***** Provided information

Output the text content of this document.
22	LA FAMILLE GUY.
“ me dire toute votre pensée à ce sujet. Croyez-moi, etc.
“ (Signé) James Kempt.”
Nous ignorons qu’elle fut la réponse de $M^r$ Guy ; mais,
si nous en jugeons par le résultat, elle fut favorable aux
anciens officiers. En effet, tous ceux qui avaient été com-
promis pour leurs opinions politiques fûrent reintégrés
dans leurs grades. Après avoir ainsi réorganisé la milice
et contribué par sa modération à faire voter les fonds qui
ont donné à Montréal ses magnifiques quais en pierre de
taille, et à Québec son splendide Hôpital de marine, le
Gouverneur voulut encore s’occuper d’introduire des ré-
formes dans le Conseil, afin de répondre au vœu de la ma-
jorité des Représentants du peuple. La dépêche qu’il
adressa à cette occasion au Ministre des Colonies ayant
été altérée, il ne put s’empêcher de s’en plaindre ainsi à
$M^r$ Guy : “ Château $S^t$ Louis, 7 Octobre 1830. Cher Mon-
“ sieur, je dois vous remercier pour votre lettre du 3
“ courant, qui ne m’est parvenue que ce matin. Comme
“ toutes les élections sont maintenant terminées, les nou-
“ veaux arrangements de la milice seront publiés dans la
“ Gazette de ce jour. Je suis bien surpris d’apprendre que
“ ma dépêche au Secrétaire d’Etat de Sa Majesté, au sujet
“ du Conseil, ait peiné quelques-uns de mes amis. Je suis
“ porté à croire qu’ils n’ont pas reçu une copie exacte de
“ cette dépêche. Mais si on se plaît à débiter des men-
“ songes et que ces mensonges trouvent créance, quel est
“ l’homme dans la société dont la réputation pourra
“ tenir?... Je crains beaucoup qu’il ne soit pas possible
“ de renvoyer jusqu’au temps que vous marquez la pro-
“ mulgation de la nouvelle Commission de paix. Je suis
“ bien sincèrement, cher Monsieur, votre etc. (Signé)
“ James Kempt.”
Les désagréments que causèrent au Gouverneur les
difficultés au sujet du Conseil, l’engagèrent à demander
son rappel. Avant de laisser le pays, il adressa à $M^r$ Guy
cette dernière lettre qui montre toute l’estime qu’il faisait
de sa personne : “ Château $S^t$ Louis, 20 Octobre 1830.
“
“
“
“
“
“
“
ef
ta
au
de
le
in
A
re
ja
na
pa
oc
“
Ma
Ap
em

**********

◆ **What needs to be done**
Repeat the data verbatim.

◆ **Solved exercise**
Output the text content of this document.
22	LA FAMILLE GUY.
“ me dire toute votre pensée à ce sujet. Croyez-moi, etc.
“ (Signé) James Kempt.”
Nous ignorons qu’elle fut la réponse de $M^r$ Guy ; mais,
si nous en jugeons par le résultat, elle fut favorable aux
anciens officiers. En effet, tous ceux qui avaient été com-
promis pour leurs opinions politiques fûrent reintégrés
dans leurs grades. Après avoir ainsi réorganisé la milice
et contribué par sa modération à faire voter les fonds qui
ont donné à Montréal ses magnifiques quais en pierre de
taille, et à Québec son splendide Hôpital de marine, le
Gouverneur voulut encore s’occuper d’introduire des ré-
formes dans le Conseil, afin de répondre au vœu de la ma-
jorité des Représentants du peuple. La dépêche qu’il
adressa à cette occasion au Ministre des Colonies ayant
été altérée, il ne put s’empêcher de s’en plaindre ainsi à
$M^r$ Guy : “ Château $S^t$ Louis, 7 Octobre 1830. Cher Mon-
“ sieur, je dois vous remercier pour votre lettre du 3
“ courant, qui ne m’est parvenue que ce matin. Comme
“ toutes les élections sont maintenant terminées, les nou-
“ veaux arrangements de la milice seront publiés dans la
“ Gazette de ce jour. Je suis bien surpris d’apprendre que
“ ma dépêche au Secrétaire d’Etat de Sa Majesté, au sujet
“ du Conseil, ait peiné quelques-uns de mes amis. Je suis
“ porté à croire qu’ils n’ont pas reçu une copie exacte de
“ cette dépêche. Mais si on se plaît à débiter des men-
“ songes et que ces mensonges trouvent créance, quel est
“ l’homme dans la société dont la réputation pourra
“ tenir?... Je crains beaucoup qu’il ne soit pas possible
“ de renvoyer jusqu’au temps que vous marquez la pro-
“ mulgation de la nouvelle Commission de paix. Je suis
“ bien sincèrement, cher Monsieur, votre etc. (Signé)
“ James Kempt.”
Les désagréments que causèrent au Gouverneur les
difficultés au sujet du Conseil, l’engagèrent à demander
son rappel. Avant de laisser le pays, il adressa à $M^r$ Guy
cette dernière lettre qui montre toute l’estime qu’il faisait
de sa personne : “ Château $S^t$ Louis, 20 Octobre 1830.
“
“
“
“
“
“
“
ef
ta
au
de
le
in
A
re
ja
na
pa
oc
“
Ma
Ap
em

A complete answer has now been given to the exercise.